-- start of GIVEN RECORDS --

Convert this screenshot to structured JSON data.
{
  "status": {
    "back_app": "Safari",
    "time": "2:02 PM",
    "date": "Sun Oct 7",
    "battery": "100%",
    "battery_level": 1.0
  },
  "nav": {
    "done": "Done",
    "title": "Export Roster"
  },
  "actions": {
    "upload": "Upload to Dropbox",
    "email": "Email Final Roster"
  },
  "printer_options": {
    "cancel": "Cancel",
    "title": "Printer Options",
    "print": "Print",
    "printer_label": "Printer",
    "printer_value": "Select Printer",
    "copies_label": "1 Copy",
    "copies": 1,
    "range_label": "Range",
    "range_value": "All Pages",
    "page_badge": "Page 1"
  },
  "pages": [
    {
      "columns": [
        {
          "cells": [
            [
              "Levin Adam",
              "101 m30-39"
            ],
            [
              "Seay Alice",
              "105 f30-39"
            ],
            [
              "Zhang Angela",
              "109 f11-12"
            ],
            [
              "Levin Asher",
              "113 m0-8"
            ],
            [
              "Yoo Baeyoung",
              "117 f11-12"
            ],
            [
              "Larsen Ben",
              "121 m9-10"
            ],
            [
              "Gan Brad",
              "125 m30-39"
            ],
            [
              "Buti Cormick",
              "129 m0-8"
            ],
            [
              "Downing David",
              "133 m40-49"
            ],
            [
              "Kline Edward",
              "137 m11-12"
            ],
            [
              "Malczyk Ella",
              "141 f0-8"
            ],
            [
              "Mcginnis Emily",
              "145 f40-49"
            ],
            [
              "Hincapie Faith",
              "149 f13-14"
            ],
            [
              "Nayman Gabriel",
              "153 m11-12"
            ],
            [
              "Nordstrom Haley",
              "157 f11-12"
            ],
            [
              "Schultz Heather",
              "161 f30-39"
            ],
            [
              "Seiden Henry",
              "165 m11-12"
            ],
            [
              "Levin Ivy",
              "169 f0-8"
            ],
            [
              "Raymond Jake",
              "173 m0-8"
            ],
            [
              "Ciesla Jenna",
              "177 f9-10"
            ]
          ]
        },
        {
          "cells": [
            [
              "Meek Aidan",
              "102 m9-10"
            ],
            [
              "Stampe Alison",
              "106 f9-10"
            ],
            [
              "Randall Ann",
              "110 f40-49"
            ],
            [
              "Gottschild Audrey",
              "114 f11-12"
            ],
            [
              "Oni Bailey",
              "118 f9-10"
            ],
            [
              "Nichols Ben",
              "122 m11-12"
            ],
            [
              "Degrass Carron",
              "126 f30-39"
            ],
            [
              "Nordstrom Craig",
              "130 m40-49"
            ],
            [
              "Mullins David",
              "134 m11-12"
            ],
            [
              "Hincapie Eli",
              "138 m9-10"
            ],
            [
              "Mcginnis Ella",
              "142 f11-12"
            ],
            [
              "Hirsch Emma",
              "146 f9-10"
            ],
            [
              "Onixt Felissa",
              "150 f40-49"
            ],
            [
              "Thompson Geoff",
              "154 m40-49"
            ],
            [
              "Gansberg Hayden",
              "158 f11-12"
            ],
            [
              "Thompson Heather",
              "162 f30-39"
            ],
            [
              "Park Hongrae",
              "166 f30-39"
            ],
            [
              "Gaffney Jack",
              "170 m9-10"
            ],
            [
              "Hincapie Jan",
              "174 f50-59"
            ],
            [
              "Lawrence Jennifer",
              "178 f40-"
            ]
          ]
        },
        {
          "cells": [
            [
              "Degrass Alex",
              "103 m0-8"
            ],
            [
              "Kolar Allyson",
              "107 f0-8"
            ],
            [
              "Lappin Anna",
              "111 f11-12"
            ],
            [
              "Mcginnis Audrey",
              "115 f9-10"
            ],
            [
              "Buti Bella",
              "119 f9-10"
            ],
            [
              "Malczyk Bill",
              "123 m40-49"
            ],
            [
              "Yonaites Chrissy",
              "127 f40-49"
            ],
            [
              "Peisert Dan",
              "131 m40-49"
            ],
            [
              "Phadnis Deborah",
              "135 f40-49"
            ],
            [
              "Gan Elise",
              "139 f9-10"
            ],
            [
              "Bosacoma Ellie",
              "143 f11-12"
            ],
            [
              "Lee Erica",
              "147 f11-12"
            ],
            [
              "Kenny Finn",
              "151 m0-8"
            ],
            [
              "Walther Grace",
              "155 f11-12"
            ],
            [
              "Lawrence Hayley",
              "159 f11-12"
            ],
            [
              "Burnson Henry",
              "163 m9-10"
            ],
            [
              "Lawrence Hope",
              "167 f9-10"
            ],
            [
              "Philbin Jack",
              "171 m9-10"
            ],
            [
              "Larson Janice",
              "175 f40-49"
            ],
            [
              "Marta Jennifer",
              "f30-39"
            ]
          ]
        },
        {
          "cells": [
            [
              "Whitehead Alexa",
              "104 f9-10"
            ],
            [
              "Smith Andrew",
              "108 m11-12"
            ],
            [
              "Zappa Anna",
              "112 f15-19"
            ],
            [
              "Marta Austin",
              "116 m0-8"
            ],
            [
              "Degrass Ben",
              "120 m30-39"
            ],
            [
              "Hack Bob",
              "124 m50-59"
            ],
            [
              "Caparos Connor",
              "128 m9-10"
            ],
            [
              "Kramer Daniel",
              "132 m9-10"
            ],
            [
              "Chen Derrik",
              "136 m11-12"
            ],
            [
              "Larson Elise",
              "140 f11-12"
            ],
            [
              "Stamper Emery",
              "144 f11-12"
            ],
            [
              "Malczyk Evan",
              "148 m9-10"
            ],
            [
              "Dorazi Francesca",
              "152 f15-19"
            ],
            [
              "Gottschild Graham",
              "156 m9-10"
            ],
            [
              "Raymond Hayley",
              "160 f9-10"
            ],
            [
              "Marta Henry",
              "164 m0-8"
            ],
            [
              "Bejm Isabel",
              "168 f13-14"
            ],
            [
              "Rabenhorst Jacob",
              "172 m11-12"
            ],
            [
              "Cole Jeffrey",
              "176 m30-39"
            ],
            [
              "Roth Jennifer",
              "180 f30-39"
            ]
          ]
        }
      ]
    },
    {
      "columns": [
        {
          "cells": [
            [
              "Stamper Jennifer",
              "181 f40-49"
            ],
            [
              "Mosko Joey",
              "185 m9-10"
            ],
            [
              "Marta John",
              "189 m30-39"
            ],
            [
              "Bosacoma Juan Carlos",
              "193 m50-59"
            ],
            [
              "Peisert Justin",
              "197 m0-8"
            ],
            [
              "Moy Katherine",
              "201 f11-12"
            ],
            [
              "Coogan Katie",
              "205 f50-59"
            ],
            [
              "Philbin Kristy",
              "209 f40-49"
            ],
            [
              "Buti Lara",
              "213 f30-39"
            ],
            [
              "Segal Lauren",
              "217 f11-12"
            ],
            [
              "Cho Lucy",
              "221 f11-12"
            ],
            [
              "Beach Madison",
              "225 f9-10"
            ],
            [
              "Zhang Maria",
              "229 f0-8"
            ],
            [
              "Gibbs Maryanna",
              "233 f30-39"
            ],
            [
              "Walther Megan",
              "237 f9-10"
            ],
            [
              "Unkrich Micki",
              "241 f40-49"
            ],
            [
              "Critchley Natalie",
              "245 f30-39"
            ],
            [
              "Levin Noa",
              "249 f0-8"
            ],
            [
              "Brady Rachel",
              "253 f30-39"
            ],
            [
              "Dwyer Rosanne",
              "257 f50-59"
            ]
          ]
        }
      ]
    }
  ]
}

-- end of GIVEN RECORDS --

* **WHAT YOU NEED TO DO**: Return all lines of the material above in which the word "Levin" occurs.

* **THE RESPONSE**:
              "Levin Adam",
              "Levin Asher",
              "Levin Ivy",
              "Levin Noa",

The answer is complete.